Task goal: Write out all the material exactly. Leave nothing out.

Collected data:
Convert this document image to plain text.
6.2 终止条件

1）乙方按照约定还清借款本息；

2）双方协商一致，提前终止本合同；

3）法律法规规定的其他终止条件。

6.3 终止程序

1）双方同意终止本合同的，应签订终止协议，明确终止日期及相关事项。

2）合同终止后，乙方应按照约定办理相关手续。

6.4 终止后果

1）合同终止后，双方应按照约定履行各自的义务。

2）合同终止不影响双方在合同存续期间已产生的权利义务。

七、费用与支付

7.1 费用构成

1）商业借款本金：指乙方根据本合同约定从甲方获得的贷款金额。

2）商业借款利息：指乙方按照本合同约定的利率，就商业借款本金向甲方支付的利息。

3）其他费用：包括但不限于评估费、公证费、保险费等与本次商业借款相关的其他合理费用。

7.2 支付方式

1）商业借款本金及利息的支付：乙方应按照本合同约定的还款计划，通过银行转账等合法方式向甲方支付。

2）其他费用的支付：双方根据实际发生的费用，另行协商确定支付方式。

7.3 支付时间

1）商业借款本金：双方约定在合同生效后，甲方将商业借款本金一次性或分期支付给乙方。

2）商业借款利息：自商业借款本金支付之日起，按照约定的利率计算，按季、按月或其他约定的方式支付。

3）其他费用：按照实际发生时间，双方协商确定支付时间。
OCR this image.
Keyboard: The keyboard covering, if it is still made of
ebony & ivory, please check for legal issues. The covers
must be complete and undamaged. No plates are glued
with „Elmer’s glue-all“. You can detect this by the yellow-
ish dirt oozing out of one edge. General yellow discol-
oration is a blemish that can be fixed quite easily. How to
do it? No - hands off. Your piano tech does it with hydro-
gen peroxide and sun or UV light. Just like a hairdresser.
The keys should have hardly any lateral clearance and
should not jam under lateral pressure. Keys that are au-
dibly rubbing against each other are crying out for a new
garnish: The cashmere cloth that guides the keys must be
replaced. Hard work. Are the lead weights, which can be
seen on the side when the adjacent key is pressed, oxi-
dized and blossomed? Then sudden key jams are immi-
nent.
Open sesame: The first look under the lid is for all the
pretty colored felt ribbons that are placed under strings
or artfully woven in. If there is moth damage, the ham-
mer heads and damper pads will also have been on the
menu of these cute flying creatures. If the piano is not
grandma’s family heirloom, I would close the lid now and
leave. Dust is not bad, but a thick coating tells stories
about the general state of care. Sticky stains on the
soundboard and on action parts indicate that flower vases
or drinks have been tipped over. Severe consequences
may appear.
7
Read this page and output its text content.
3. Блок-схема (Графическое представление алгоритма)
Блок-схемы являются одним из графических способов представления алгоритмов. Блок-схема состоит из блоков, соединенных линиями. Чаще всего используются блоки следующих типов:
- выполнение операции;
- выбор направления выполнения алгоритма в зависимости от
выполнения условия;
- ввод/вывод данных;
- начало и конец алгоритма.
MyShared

Task response:
Convert this document image to plain text.
6.2 终止条件

1）乙方按照约定还清借款本息；

2）双方协商一致，提前终止本合同；

3）法律法规规定的其他终止条件。

6.3 终止程序

1）双方同意终止本合同的，应签订终止协议，明确终止日期及相关事项。

2）合同终止后，乙方应按照约定办理相关手续。

6.4 终止后果

1）合同终止后，双方应按照约定履行各自的义务。

2）合同终止不影响双方在合同存续期间已产生的权利义务。

七、费用与支付

7.1 费用构成

1）商业借款本金：指乙方根据本合同约定从甲方获得的贷款金额。

2）商业借款利息：指乙方按照本合同约定的利率，就商业借款本金向甲方支付的利息。

3）其他费用：包括但不限于评估费、公证费、保险费等与本次商业借款相关的其他合理费用。

7.2 支付方式

1）商业借款本金及利息的支付：乙方应按照本合同约定的还款计划，通过银行转账等合法方式向甲方支付。

2）其他费用的支付：双方根据实际发生的费用，另行协商确定支付方式。

7.3 支付时间

1）商业借款本金：双方约定在合同生效后，甲方将商业借款本金一次性或分期支付给乙方。

2）商业借款利息：自商业借款本金支付之日起，按照约定的利率计算，按季、按月或其他约定的方式支付。

3）其他费用：按照实际发生时间，双方协商确定支付时间。
OCR this image.
Keyboard: The keyboard covering, if it is still made of
ebony & ivory, please check for legal issues. The covers
must be complete and undamaged. No plates are glued
with „Elmer’s glue-all“. You can detect this by the yellow-
ish dirt oozing out of one edge. General yellow discol-
oration is a blemish that can be fixed quite easily. How to
do it? No - hands off. Your piano tech does it with hydro-
gen peroxide and sun or UV light. Just like a hairdresser.
The keys should have hardly any lateral clearance and
should not jam under lateral pressure. Keys that are au-
dibly rubbing against each other are crying out for a new
garnish: The cashmere cloth that guides the keys must be
replaced. Hard work. Are the lead weights, which can be
seen on the side when the adjacent key is pressed, oxi-
dized and blossomed? Then sudden key jams are immi-
nent.
Open sesame: The first look under the lid is for all the
pretty colored felt ribbons that are placed under strings
or artfully woven in. If there is moth damage, the ham-
mer heads and damper pads will also have been on the
menu of these cute flying creatures. If the piano is not
grandma’s family heirloom, I would close the lid now and
leave. Dust is not bad, but a thick coating tells stories
about the general state of care. Sticky stains on the
soundboard and on action parts indicate that flower vases
or drinks have been tipped over. Severe consequences
may appear.
7
Read this page and output its text content.
3. Блок-схема (Графическое представление алгоритма)
Блок-схемы являются одним из графических способов представления алгоритмов. Блок-схема состоит из блоков, соединенных линиями. Чаще всего используются блоки следующих типов:
- выполнение операции;
- выбор направления выполнения алгоритма в зависимости от
выполнения условия;
- ввод/вывод данных;
- начало и конец алгоритма.
MyShared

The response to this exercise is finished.